_Problem to work on_
Reproduce the data below in full and exclude every picture.

_Records shown_
--- Begin ---

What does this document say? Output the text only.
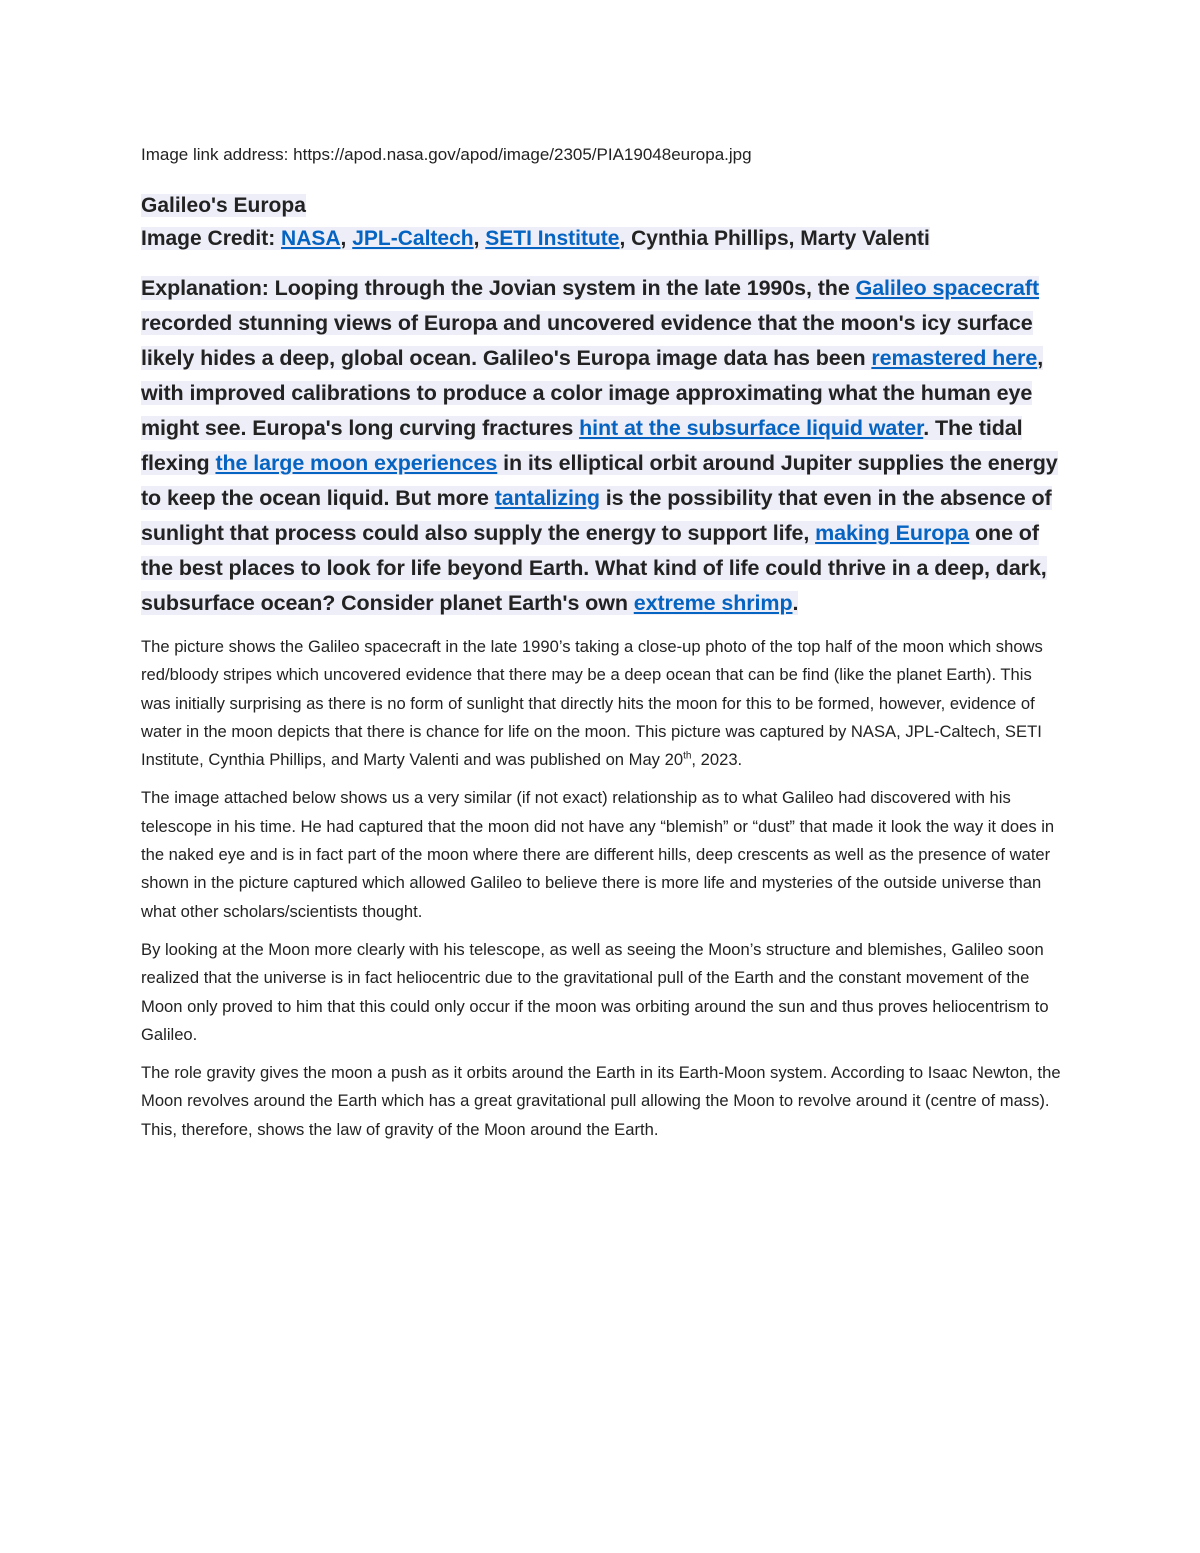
Image link address: https://apod.nasa.gov/apod/image/2305/PIA19048europa.jpg

Galileo's Europa
Image Credit: NASA, JPL-Caltech, SETI Institute, Cynthia Phillips, Marty Valenti

Explanation: Looping through the Jovian system in the late 1990s, the Galileo spacecraft recorded stunning views of Europa and uncovered evidence that the moon's icy surface likely hides a deep, global ocean. Galileo's Europa image data has been remastered here, with improved calibrations to produce a color image approximating what the human eye might see. Europa's long curving fractures hint at the subsurface liquid water. The tidal flexing the large moon experiences in its elliptical orbit around Jupiter supplies the energy to keep the ocean liquid. But more tantalizing is the possibility that even in the absence of sunlight that process could also supply the energy to support life, making Europa one of the best places to look for life beyond Earth. What kind of life could thrive in a deep, dark, subsurface ocean? Consider planet Earth's own extreme shrimp.

The picture shows the Galileo spacecraft in the late 1990’s taking a close-up photo of the top half of the moon which shows red/bloody stripes which uncovered evidence that there may be a deep ocean that can be find (like the planet Earth). This was initially surprising as there is no form of sunlight that directly hits the moon for this to be formed, however, evidence of water in the moon depicts that there is chance for life on the moon. This picture was captured by NASA, JPL-Caltech, SETI Institute, Cynthia Phillips, and Marty Valenti and was published on May 20th, 2023.

The image attached below shows us a very similar (if not exact) relationship as to what Galileo had discovered with his telescope in his time. He had captured that the moon did not have any “blemish” or “dust” that made it look the way it does in the naked eye and is in fact part of the moon where there are different hills, deep crescents as well as the presence of water shown in the picture captured which allowed Galileo to believe there is more life and mysteries of the outside universe than what other scholars/scientists thought.

By looking at the Moon more clearly with his telescope, as well as seeing the Moon’s structure and blemishes, Galileo soon realized that the universe is in fact heliocentric due to the gravitational pull of the Earth and the constant movement of the Moon only proved to him that this could only occur if the moon was orbiting around the sun and thus proves heliocentrism to Galileo.

The role gravity gives the moon a push as it orbits around the Earth in its Earth-Moon system. According to Isaac Newton, the Moon revolves around the Earth which has a great gravitational pull allowing the Moon to revolve around it (centre of mass). This, therefore, shows the law of gravity of the Moon around the Earth.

--- End ---

_Answer for this exercise_
What does this document say? Output the text only.
Image link address: https://apod.nasa.gov/apod/image/2305/PIA19048europa.jpg

Galileo's Europa
Image Credit: NASA, JPL-Caltech, SETI Institute, Cynthia Phillips, Marty Valenti

Explanation: Looping through the Jovian system in the late 1990s, the Galileo spacecraft recorded stunning views of Europa and uncovered evidence that the moon's icy surface likely hides a deep, global ocean. Galileo's Europa image data has been remastered here, with improved calibrations to produce a color image approximating what the human eye might see. Europa's long curving fractures hint at the subsurface liquid water. The tidal flexing the large moon experiences in its elliptical orbit around Jupiter supplies the energy to keep the ocean liquid. But more tantalizing is the possibility that even in the absence of sunlight that process could also supply the energy to support life, making Europa one of the best places to look for life beyond Earth. What kind of life could thrive in a deep, dark, subsurface ocean? Consider planet Earth's own extreme shrimp.

The picture shows the Galileo spacecraft in the late 1990’s taking a close-up photo of the top half of the moon which shows red/bloody stripes which uncovered evidence that there may be a deep ocean that can be find (like the planet Earth). This was initially surprising as there is no form of sunlight that directly hits the moon for this to be formed, however, evidence of water in the moon depicts that there is chance for life on the moon. This picture was captured by NASA, JPL-Caltech, SETI Institute, Cynthia Phillips, and Marty Valenti and was published on May 20th, 2023.

The image attached below shows us a very similar (if not exact) relationship as to what Galileo had discovered with his telescope in his time. He had captured that the moon did not have any “blemish” or “dust” that made it look the way it does in the naked eye and is in fact part of the moon where there are different hills, deep crescents as well as the presence of water shown in the picture captured which allowed Galileo to believe there is more life and mysteries of the outside universe than what other scholars/scientists thought.

By looking at the Moon more clearly with his telescope, as well as seeing the Moon’s structure and blemishes, Galileo soon realized that the universe is in fact heliocentric due to the gravitational pull of the Earth and the constant movement of the Moon only proved to him that this could only occur if the moon was orbiting around the sun and thus proves heliocentrism to Galileo.

The role gravity gives the moon a push as it orbits around the Earth in its Earth-Moon system. According to Isaac Newton, the Moon revolves around the Earth which has a great gravitational pull allowing the Moon to revolve around it (centre of mass). This, therefore, shows the law of gravity of the Moon around the Earth.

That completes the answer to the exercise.